■ **REQUIREMENT**: Copy each of the rows below word for word, leaving out the pictures.

■ **MATERIAL TO PROCESS**:
----------------

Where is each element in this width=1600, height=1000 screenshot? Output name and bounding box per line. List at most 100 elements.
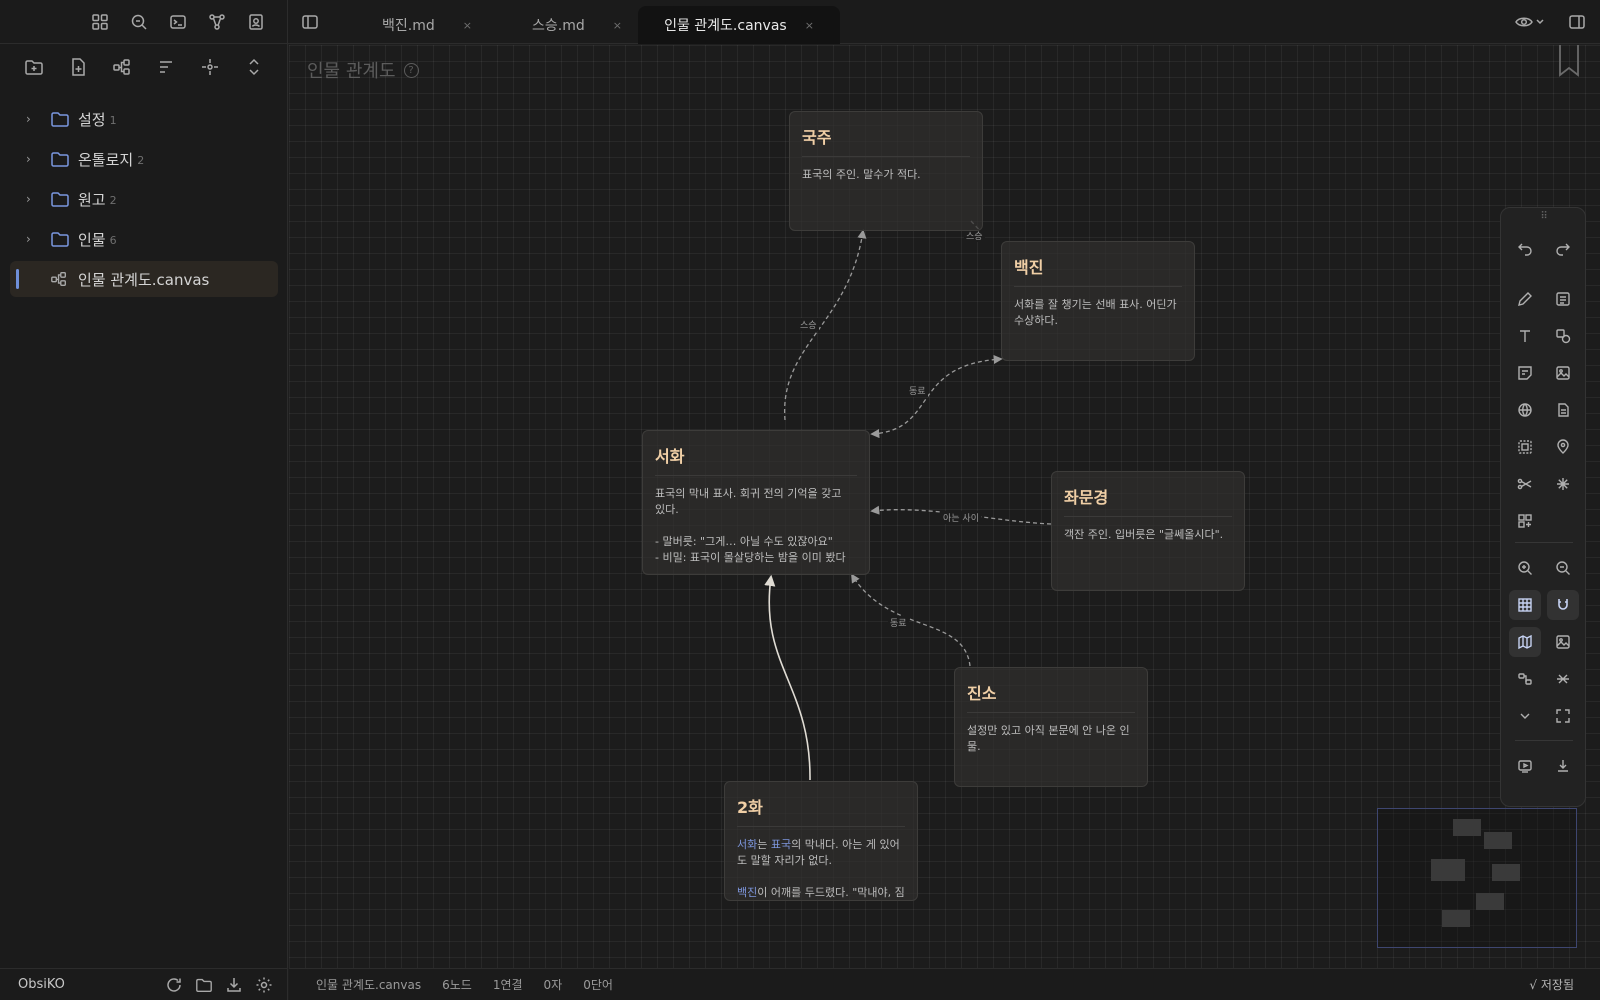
image-export-icon[interactable] [1547,627,1579,657]
node-text: 백진이 어깨를 두드렸다. "막내야, 짐 [737,885,905,900]
node-text-segment: 는 [757,838,771,851]
arrange-icon[interactable] [1509,664,1541,694]
minimap-node [1492,864,1520,881]
chevron-right-icon[interactable]: › [26,152,48,166]
new-folder-icon[interactable] [22,55,46,79]
tab-baekjin[interactable]: 백진.md × [368,6,486,44]
contact-card-icon[interactable] [244,10,268,34]
zoom-out-icon[interactable] [1547,553,1579,583]
sticky-note-icon[interactable] [1509,358,1541,388]
globe-icon[interactable] [1509,395,1541,425]
expand-collapse-icon[interactable] [242,55,266,79]
edge-jinso-seohwa[interactable] [851,573,971,667]
tree-folder-characters[interactable]: › 인물 6 [10,221,278,257]
chevron-right-icon[interactable]: › [26,232,48,246]
edge-ep2-seohwa[interactable] [764,574,811,781]
saved-indicator: √ 저장됨 [1529,978,1574,992]
tab-close-icon[interactable]: × [805,19,814,32]
image-icon[interactable] [1547,358,1579,388]
sparkle-icon[interactable] [1547,469,1579,499]
graph-icon[interactable] [205,10,229,34]
status-file-name: 인물 관계도.canvas [316,978,422,992]
sort-icon[interactable] [154,55,178,79]
edge-label[interactable]: 스승 [798,318,819,331]
terminal-icon[interactable] [166,10,190,34]
node-baekjin[interactable]: 백진 서화를 잘 챙기는 선배 표사. 어딘가 수상하다. [1001,241,1195,361]
location-pin-icon[interactable] [1547,432,1579,462]
internal-link[interactable]: 표국 [771,838,791,851]
search-icon[interactable] [127,10,151,34]
tree-folder-ontology[interactable]: › 온톨로지 2 [10,141,278,177]
node-gukju[interactable]: 국주 표국의 주인. 말수가 적다. [789,111,983,231]
export-download-icon[interactable] [1547,751,1579,781]
grid-view-icon[interactable] [88,10,112,34]
tree-file-active-canvas[interactable]: 인물 관계도.canvas [10,261,278,297]
file-tree: › 설정 1 › 온톨로지 2 › 원고 2 › 인물 6 인물 관계도.can… [10,101,278,301]
edge-label[interactable]: 아는 사이 [941,511,981,524]
fullscreen-icon[interactable] [1547,701,1579,731]
edge-seohwa-gukju[interactable] [784,229,867,421]
node-title: 서화 [655,443,857,476]
tree-item-count: 1 [109,113,117,127]
canvas-minimap[interactable] [1377,808,1577,948]
new-canvas-icon[interactable] [110,55,134,79]
chevron-right-icon[interactable]: › [26,192,48,206]
internal-link[interactable]: 백진 [737,886,757,899]
tab-bar: 백진.md × 스승.md × 인물 관계도.canvas × [288,0,1600,44]
tab-label: 백진.md [382,18,435,34]
edge-label[interactable]: 동료 [888,616,909,629]
text-icon[interactable] [1509,321,1541,351]
status-char-count: 0자 [543,978,563,992]
download-icon[interactable] [224,975,244,995]
group-select-icon[interactable] [1509,432,1541,462]
refresh-icon[interactable] [164,975,184,995]
drag-handle-icon[interactable]: ⠿ [1501,211,1587,222]
open-folder-icon[interactable] [194,975,214,995]
note-card-icon[interactable] [1547,284,1579,314]
document-icon[interactable] [1547,395,1579,425]
reading-view-icon[interactable] [1512,11,1548,33]
tab-seuseung[interactable]: 스승.md × [518,6,636,44]
shapes-icon[interactable] [1547,321,1579,351]
tab-close-icon[interactable]: × [613,19,622,32]
connect-icon[interactable] [1509,469,1541,499]
chevron-right-icon[interactable]: › [26,112,48,126]
minimap-node [1431,859,1465,881]
redo-icon[interactable] [1547,234,1579,264]
tab-close-icon[interactable]: × [463,19,472,32]
tree-item-label: 온톨로지 [78,150,134,169]
vault-switcher[interactable]: ObsiKO [18,977,164,992]
present-icon[interactable] [1509,751,1541,781]
node-episode-2[interactable]: 2화 서화는 표국의 막내다. 아는 게 있어 도 말할 자리가 없다. 백진이… [724,781,918,901]
grid-toggle-icon[interactable] [1509,590,1541,620]
edge-seohwa-baekjin[interactable] [870,354,1003,439]
sidebar-footer: ObsiKO [0,968,288,1000]
add-widget-icon[interactable] [1509,506,1541,536]
reveal-active-file-icon[interactable] [198,55,222,79]
toolbar-divider [1515,740,1573,741]
node-seohwa[interactable]: 서화 표국의 막내 표사. 회귀 전의 기억을 갖고 있다. - 말버릇: "그… [642,430,870,575]
node-jinso[interactable]: 진소 설정만 있고 아직 본문에 안 나온 인 물. [954,667,1148,787]
settings-gear-icon[interactable] [254,975,274,995]
node-text-segment: 이 어깨를 두드렸다. "막내야, 짐 [757,886,905,899]
node-text: 표국의 막내 표사. 회귀 전의 기억을 갖고 있다. - 말버릇: "그게… … [655,487,846,564]
new-note-icon[interactable] [66,55,90,79]
toggle-sidebar-icon[interactable] [299,11,321,33]
tab-label: 스승.md [532,18,585,34]
app-window: › 설정 1 › 온톨로지 2 › 원고 2 › 인물 6 인물 관계도.can… [0,0,1600,1000]
chevron-down-icon[interactable] [1509,701,1541,731]
snap-magnet-icon[interactable] [1547,590,1579,620]
internal-link[interactable]: 서화 [737,838,757,851]
collapse-arrows-icon[interactable] [1547,664,1579,694]
toggle-right-sidebar-icon[interactable] [1566,11,1588,33]
tab-relationship-canvas[interactable]: 인물 관계도.canvas × [638,6,840,44]
tree-folder-manuscript[interactable]: › 원고 2 [10,181,278,217]
zoom-in-icon[interactable] [1509,553,1541,583]
undo-icon[interactable] [1509,234,1541,264]
map-icon[interactable] [1509,627,1541,657]
edge-label[interactable]: 동료 [907,384,928,397]
node-jwamungyeong[interactable]: 좌문경 객잔 주인. 입버릇은 "글쎄올시다". [1051,471,1245,591]
left-sidebar: › 설정 1 › 온톨로지 2 › 원고 2 › 인물 6 인물 관계도.can… [0,0,288,1000]
tree-folder-settings[interactable]: › 설정 1 [10,101,278,137]
pen-icon[interactable] [1509,284,1541,314]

----------------

■ **COMPLETE OUTPUT**:
Where is each element in this width=1600, height=1000 screenshot? Output name and bounding box per line. List at most 100 elements.
image-export-icon[interactable] [1547,627,1579,657]
node-text: 백진이 어깨를 두드렸다. "막내야, 짐 [737,885,905,900]
node-text-segment: 는 [757,838,771,851]
arrange-icon[interactable] [1509,664,1541,694]
minimap-node [1492,864,1520,881]
chevron-right-icon[interactable]: › [26,152,48,166]
new-folder-icon[interactable] [22,55,46,79]
tab-baekjin[interactable]: 백진.md × [368,6,486,44]
contact-card-icon[interactable] [244,10,268,34]
zoom-out-icon[interactable] [1547,553,1579,583]
sticky-note-icon[interactable] [1509,358,1541,388]
globe-icon[interactable] [1509,395,1541,425]
expand-collapse-icon[interactable] [242,55,266,79]
edge-jinso-seohwa[interactable] [851,573,971,667]
tree-folder-characters[interactable]: › 인물 6 [10,221,278,257]
chevron-right-icon[interactable]: › [26,232,48,246]
edge-ep2-seohwa[interactable] [764,574,811,781]
saved-indicator: √ 저장됨 [1529,978,1574,992]
tab-close-icon[interactable]: × [805,19,814,32]
image-icon[interactable] [1547,358,1579,388]
sparkle-icon[interactable] [1547,469,1579,499]
graph-icon[interactable] [205,10,229,34]
status-file-name: 인물 관계도.canvas [316,978,422,992]
sort-icon[interactable] [154,55,178,79]
edge-label[interactable]: 스승 [798,318,819,331]
terminal-icon[interactable] [166,10,190,34]
node-baekjin[interactable]: 백진 서화를 잘 챙기는 선배 표사. 어딘가 수상하다. [1001,241,1195,361]
location-pin-icon[interactable] [1547,432,1579,462]
internal-link[interactable]: 표국 [771,838,791,851]
search-icon[interactable] [127,10,151,34]
tree-folder-ontology[interactable]: › 온톨로지 2 [10,141,278,177]
node-gukju[interactable]: 국주 표국의 주인. 말수가 적다. [789,111,983,231]
export-download-icon[interactable] [1547,751,1579,781]
grid-view-icon[interactable] [88,10,112,34]
tree-file-active-canvas[interactable]: 인물 관계도.canvas [10,261,278,297]
file-tree: › 설정 1 › 온톨로지 2 › 원고 2 › 인물 6 인물 관계도.can… [10,101,278,301]
edge-label[interactable]: 아는 사이 [941,511,981,524]
fullscreen-icon[interactable] [1547,701,1579,731]
edge-seohwa-gukju[interactable] [784,229,867,421]
node-title: 서화 [655,443,857,476]
tree-item-count: 1 [109,113,117,127]
canvas-minimap[interactable] [1377,808,1577,948]
new-canvas-icon[interactable] [110,55,134,79]
chevron-right-icon[interactable]: › [26,192,48,206]
internal-link[interactable]: 백진 [737,886,757,899]
tab-bar: 백진.md × 스승.md × 인물 관계도.canvas × [288,0,1600,44]
tab-label: 백진.md [382,18,435,34]
edge-label[interactable]: 동료 [888,616,909,629]
text-icon[interactable] [1509,321,1541,351]
status-char-count: 0자 [543,978,563,992]
download-icon[interactable] [224,975,244,995]
group-select-icon[interactable] [1509,432,1541,462]
refresh-icon[interactable] [164,975,184,995]
drag-handle-icon[interactable]: ⠿ [1501,211,1587,222]
open-folder-icon[interactable] [194,975,214,995]
note-card-icon[interactable] [1547,284,1579,314]
document-icon[interactable] [1547,395,1579,425]
reading-view-icon[interactable] [1512,11,1548,33]
tab-seuseung[interactable]: 스승.md × [518,6,636,44]
shapes-icon[interactable] [1547,321,1579,351]
tab-close-icon[interactable]: × [613,19,622,32]
connect-icon[interactable] [1509,469,1541,499]
chevron-right-icon[interactable]: › [26,112,48,126]
minimap-node [1431,859,1465,881]
redo-icon[interactable] [1547,234,1579,264]
tab-close-icon[interactable]: × [463,19,472,32]
tree-item-label: 온톨로지 [78,150,134,169]
vault-switcher[interactable]: ObsiKO [18,977,164,992]
present-icon[interactable] [1509,751,1541,781]
node-episode-2[interactable]: 2화 서화는 표국의 막내다. 아는 게 있어 도 말할 자리가 없다. 백진이… [724,781,918,901]
grid-toggle-icon[interactable] [1509,590,1541,620]
edge-seohwa-baekjin[interactable] [870,354,1003,439]
sidebar-footer: ObsiKO [0,968,288,1000]
add-widget-icon[interactable] [1509,506,1541,536]
reveal-active-file-icon[interactable] [198,55,222,79]
toolbar-divider [1515,740,1573,741]
node-seohwa[interactable]: 서화 표국의 막내 표사. 회귀 전의 기억을 갖고 있다. - 말버릇: "그… [642,430,870,575]
node-jinso[interactable]: 진소 설정만 있고 아직 본문에 안 나온 인 물. [954,667,1148,787]
settings-gear-icon[interactable] [254,975,274,995]
node-text-segment: 이 어깨를 두드렸다. "막내야, 짐 [757,886,905,899]
node-text: 표국의 막내 표사. 회귀 전의 기억을 갖고 있다. - 말버릇: "그게… … [655,487,846,564]
new-note-icon[interactable] [66,55,90,79]
toggle-sidebar-icon[interactable] [299,11,321,33]
tab-label: 스승.md [532,18,585,34]
app-window: › 설정 1 › 온톨로지 2 › 원고 2 › 인물 6 인물 관계도.can… [0,0,1600,1000]
chevron-down-icon[interactable] [1509,701,1541,731]
snap-magnet-icon[interactable] [1547,590,1579,620]
internal-link[interactable]: 서화 [737,838,757,851]
collapse-arrows-icon[interactable] [1547,664,1579,694]
toggle-right-sidebar-icon[interactable] [1566,11,1588,33]
tab-relationship-canvas[interactable]: 인물 관계도.canvas × [638,6,840,44]
tree-folder-manuscript[interactable]: › 원고 2 [10,181,278,217]
zoom-in-icon[interactable] [1509,553,1541,583]
undo-icon[interactable] [1509,234,1541,264]
map-icon[interactable] [1509,627,1541,657]
edge-label[interactable]: 동료 [907,384,928,397]
node-jwamungyeong[interactable]: 좌문경 객잔 주인. 입버릇은 "글쎄올시다". [1051,471,1245,591]
left-sidebar: › 설정 1 › 온톨로지 2 › 원고 2 › 인물 6 인물 관계도.can… [0,0,288,1000]
tree-folder-settings[interactable]: › 설정 1 [10,101,278,137]
pen-icon[interactable] [1509,284,1541,314]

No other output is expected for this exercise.